▶ Data for this exercise:
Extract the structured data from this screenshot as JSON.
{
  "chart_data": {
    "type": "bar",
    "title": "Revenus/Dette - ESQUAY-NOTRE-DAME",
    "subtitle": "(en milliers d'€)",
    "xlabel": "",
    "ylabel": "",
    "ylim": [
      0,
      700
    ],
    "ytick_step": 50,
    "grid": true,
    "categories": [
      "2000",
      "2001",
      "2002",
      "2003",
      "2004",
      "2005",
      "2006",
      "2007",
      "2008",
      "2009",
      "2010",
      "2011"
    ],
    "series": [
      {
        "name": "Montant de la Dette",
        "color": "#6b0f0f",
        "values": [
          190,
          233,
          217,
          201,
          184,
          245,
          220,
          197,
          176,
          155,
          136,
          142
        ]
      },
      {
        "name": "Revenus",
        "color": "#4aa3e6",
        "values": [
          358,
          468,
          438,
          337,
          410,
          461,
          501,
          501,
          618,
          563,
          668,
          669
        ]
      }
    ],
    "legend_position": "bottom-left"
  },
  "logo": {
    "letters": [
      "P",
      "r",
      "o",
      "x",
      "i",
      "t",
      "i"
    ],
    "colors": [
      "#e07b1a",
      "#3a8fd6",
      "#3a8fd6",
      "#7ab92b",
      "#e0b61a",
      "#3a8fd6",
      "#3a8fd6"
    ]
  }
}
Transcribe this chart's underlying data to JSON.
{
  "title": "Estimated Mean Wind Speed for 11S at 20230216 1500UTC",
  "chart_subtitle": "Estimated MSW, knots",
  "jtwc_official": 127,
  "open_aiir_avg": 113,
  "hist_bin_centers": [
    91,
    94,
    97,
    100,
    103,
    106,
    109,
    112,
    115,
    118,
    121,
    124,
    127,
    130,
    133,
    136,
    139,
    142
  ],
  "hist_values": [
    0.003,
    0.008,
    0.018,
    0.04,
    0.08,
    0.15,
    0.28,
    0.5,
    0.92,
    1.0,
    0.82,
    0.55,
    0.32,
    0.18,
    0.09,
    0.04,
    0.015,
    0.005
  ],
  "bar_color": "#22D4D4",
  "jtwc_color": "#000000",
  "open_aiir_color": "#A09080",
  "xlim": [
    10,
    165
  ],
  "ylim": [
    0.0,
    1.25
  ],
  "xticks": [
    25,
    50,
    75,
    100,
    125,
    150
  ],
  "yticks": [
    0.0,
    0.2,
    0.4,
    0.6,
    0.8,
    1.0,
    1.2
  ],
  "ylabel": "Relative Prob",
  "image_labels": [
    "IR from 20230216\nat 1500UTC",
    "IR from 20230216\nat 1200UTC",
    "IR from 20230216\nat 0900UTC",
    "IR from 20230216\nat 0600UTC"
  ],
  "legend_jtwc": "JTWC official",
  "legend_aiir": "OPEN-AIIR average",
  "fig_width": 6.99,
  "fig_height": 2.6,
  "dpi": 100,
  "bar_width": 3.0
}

▶ Work to complete:
Your task is to reproduce all of the records exactly.

▶ Answer for this exercise:
Extract the structured data from this screenshot as JSON.
{
  "chart_data": {
    "type": "bar",
    "title": "Revenus/Dette - ESQUAY-NOTRE-DAME",
    "subtitle": "(en milliers d'€)",
    "xlabel": "",
    "ylabel": "",
    "ylim": [
      0,
      700
    ],
    "ytick_step": 50,
    "grid": true,
    "categories": [
      "2000",
      "2001",
      "2002",
      "2003",
      "2004",
      "2005",
      "2006",
      "2007",
      "2008",
      "2009",
      "2010",
      "2011"
    ],
    "series": [
      {
        "name": "Montant de la Dette",
        "color": "#6b0f0f",
        "values": [
          190,
          233,
          217,
          201,
          184,
          245,
          220,
          197,
          176,
          155,
          136,
          142
        ]
      },
      {
        "name": "Revenus",
        "color": "#4aa3e6",
        "values": [
          358,
          468,
          438,
          337,
          410,
          461,
          501,
          501,
          618,
          563,
          668,
          669
        ]
      }
    ],
    "legend_position": "bottom-left"
  },
  "logo": {
    "letters": [
      "P",
      "r",
      "o",
      "x",
      "i",
      "t",
      "i"
    ],
    "colors": [
      "#e07b1a",
      "#3a8fd6",
      "#3a8fd6",
      "#7ab92b",
      "#e0b61a",
      "#3a8fd6",
      "#3a8fd6"
    ]
  }
}
Transcribe this chart's underlying data to JSON.
{
  "title": "Estimated Mean Wind Speed for 11S at 20230216 1500UTC",
  "chart_subtitle": "Estimated MSW, knots",
  "jtwc_official": 127,
  "open_aiir_avg": 113,
  "hist_bin_centers": [
    91,
    94,
    97,
    100,
    103,
    106,
    109,
    112,
    115,
    118,
    121,
    124,
    127,
    130,
    133,
    136,
    139,
    142
  ],
  "hist_values": [
    0.003,
    0.008,
    0.018,
    0.04,
    0.08,
    0.15,
    0.28,
    0.5,
    0.92,
    1.0,
    0.82,
    0.55,
    0.32,
    0.18,
    0.09,
    0.04,
    0.015,
    0.005
  ],
  "bar_color": "#22D4D4",
  "jtwc_color": "#000000",
  "open_aiir_color": "#A09080",
  "xlim": [
    10,
    165
  ],
  "ylim": [
    0.0,
    1.25
  ],
  "xticks": [
    25,
    50,
    75,
    100,
    125,
    150
  ],
  "yticks": [
    0.0,
    0.2,
    0.4,
    0.6,
    0.8,
    1.0,
    1.2
  ],
  "ylabel": "Relative Prob",
  "image_labels": [
    "IR from 20230216\nat 1500UTC",
    "IR from 20230216\nat 1200UTC",
    "IR from 20230216\nat 0900UTC",
    "IR from 20230216\nat 0600UTC"
  ],
  "legend_jtwc": "JTWC official",
  "legend_aiir": "OPEN-AIIR average",
  "fig_width": 6.99,
  "fig_height": 2.6,
  "dpi": 100,
  "bar_width": 3.0
}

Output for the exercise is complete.